*** Record set
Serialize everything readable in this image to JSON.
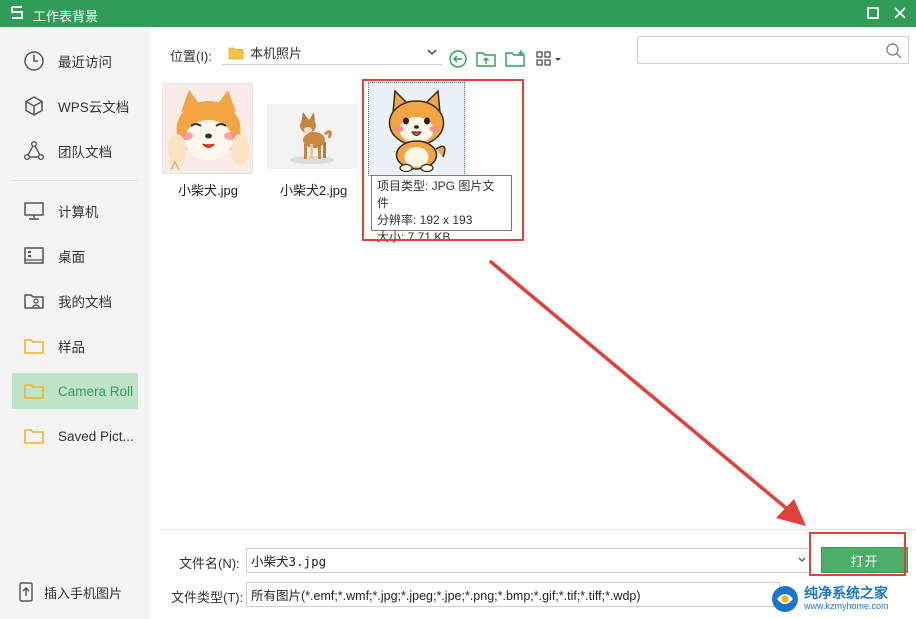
{
  "window": {
    "title": "工作表背景"
  },
  "sidebar": {
    "items": [
      {
        "label": "最近访问",
        "icon": "clock-icon"
      },
      {
        "label": "WPS云文档",
        "icon": "cube-icon"
      },
      {
        "label": "团队文档",
        "icon": "team-icon"
      },
      {
        "label": "计算机",
        "icon": "monitor-icon"
      },
      {
        "label": "桌面",
        "icon": "desktop-icon"
      },
      {
        "label": "我的文档",
        "icon": "user-folder-icon"
      },
      {
        "label": "样品",
        "icon": "folder-icon"
      },
      {
        "label": "Camera Roll",
        "icon": "folder-icon",
        "active": true
      },
      {
        "label": "Saved Pict...",
        "icon": "folder-icon"
      }
    ],
    "phone_button": "插入手机图片"
  },
  "toolbar": {
    "location_label": "位置(I):",
    "location_value": "本机照片",
    "search_placeholder": ""
  },
  "files": [
    {
      "name": "小柴犬.jpg"
    },
    {
      "name": "小柴犬2.jpg"
    },
    {
      "name": "小柴犬3.jpg",
      "selected": true
    }
  ],
  "tooltip": {
    "line1": "项目类型: JPG 图片文件",
    "line2": "分辨率: 192 x 193",
    "line3": "大小: 7.71 KB"
  },
  "bottom": {
    "filename_label": "文件名(N):",
    "filename_value": "小柴犬3.jpg",
    "filetype_label": "文件类型(T):",
    "filetype_value": "所有图片(*.emf;*.wmf;*.jpg;*.jpeg;*.jpe;*.png;*.bmp;*.gif;*.tif;*.tiff;*.wdp)",
    "open_button": "打开"
  },
  "watermark": {
    "title": "纯净系统之家",
    "url": "www.kzmyhome.com"
  },
  "colors": {
    "accent": "#2f9d58",
    "highlight": "#e1403b",
    "active_bg": "#bfe3c6"
  }
}
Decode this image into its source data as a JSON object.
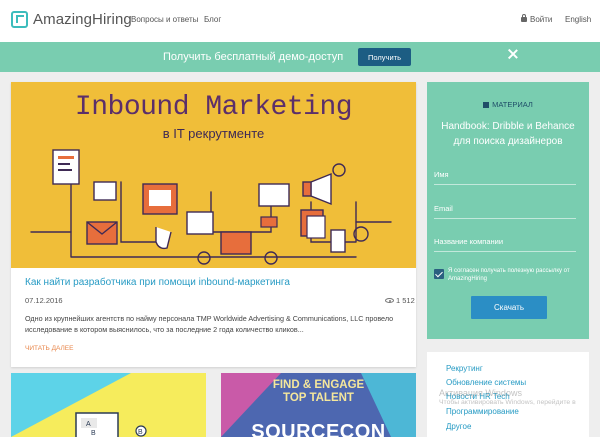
{
  "header": {
    "logo_text": "AmazingHiring",
    "nav": [
      "Вопросы и ответы",
      "Блог"
    ],
    "login": "Войти",
    "language": "English"
  },
  "banner": {
    "text": "Получить бесплатный демо-доступ",
    "button": "Получить"
  },
  "article": {
    "hero_title": "Inbound Marketing",
    "hero_subtitle": "в IT рекрутменте",
    "title": "Как найти разработчика при помощи inbound-маркетинга",
    "date": "07.12.2016",
    "views": "1 512",
    "excerpt": "Одно из крупнейших агентств по найму персонала TMP Worldwide Advertising & Communications, LLC провело исследование в котором выяснилось, что за последние 2 года количество кликов...",
    "read_more": "ЧИТАТЬ ДАЛЕЕ"
  },
  "thumbs": {
    "second_top": "FIND & ENGAGE\nTOP TALENT",
    "second_big": "SOURCECON"
  },
  "sidebar": {
    "tag": "МАТЕРИАЛ",
    "title": "Handbook: Dribble и Behance для поиска дизайнеров",
    "fields": [
      "Имя",
      "Email",
      "Название компании"
    ],
    "consent": "Я согласен получать полезную рассылку от AmazingHiring",
    "submit": "Скачать",
    "links": [
      "Рекрутинг",
      "Обновление системы",
      "Новости HR Tech",
      "Программирование",
      "Другое"
    ]
  },
  "watermark": {
    "line1": "Активация Windows",
    "line2": "Чтобы активировать Windows, перейдите в"
  },
  "colors": {
    "accent": "#79cdb0",
    "primary_button": "#2b8ec5",
    "link": "#279bc4",
    "hero_bg": "#f0be39"
  }
}
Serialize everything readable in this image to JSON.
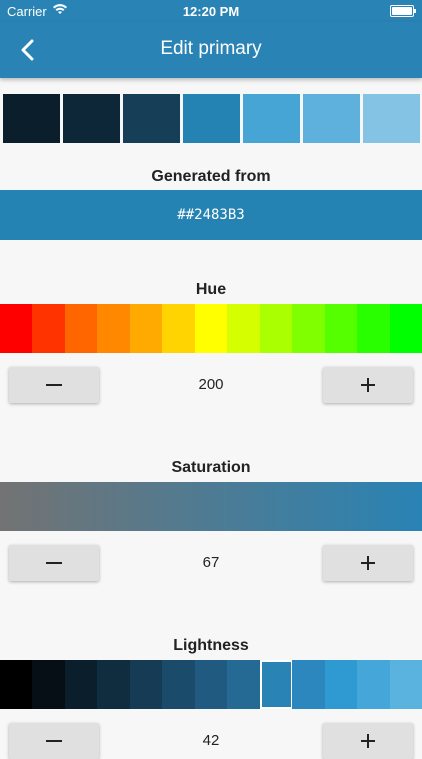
{
  "status_bar": {
    "carrier": "Carrier",
    "time": "12:20 PM"
  },
  "nav": {
    "title": "Edit primary",
    "back_icon": "chevron-left-icon"
  },
  "colors": {
    "primary": "#2483b3",
    "bar": "#2983b4"
  },
  "palette": [
    "#0b1e2b",
    "#0d2638",
    "#163f57",
    "#2483b3",
    "#47a5d6",
    "#5eb0dd",
    "#85c3e5"
  ],
  "generated": {
    "title": "Generated from",
    "value": "##2483B3"
  },
  "hue": {
    "title": "Hue",
    "value": "200",
    "colors": [
      "#ff0000",
      "#ff3300",
      "#ff6600",
      "#ff8800",
      "#ffaa00",
      "#ffd400",
      "#ffff00",
      "#d5ff00",
      "#aaff00",
      "#80ff00",
      "#55ff00",
      "#2aff00",
      "#00ff00"
    ]
  },
  "saturation": {
    "title": "Saturation",
    "value": "67",
    "start_color": "#737373",
    "end_color": "#2983b4"
  },
  "lightness": {
    "title": "Lightness",
    "value": "42",
    "colors": [
      "#000000",
      "#050f15",
      "#0b1e2b",
      "#102d40",
      "#163c55",
      "#1b4b6a",
      "#205a80",
      "#256a95",
      "#2983b4",
      "#2b87bd",
      "#2f99d2",
      "#45a7d9",
      "#5ab2df"
    ],
    "selected_index": 8
  },
  "stepper": {
    "minus_icon": "minus-icon",
    "plus_icon": "plus-icon"
  }
}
******
**Do this**:
Establish how many lines of the records contain the string "Windows" and state that number without elaboration.

**Solution to this problem**:
2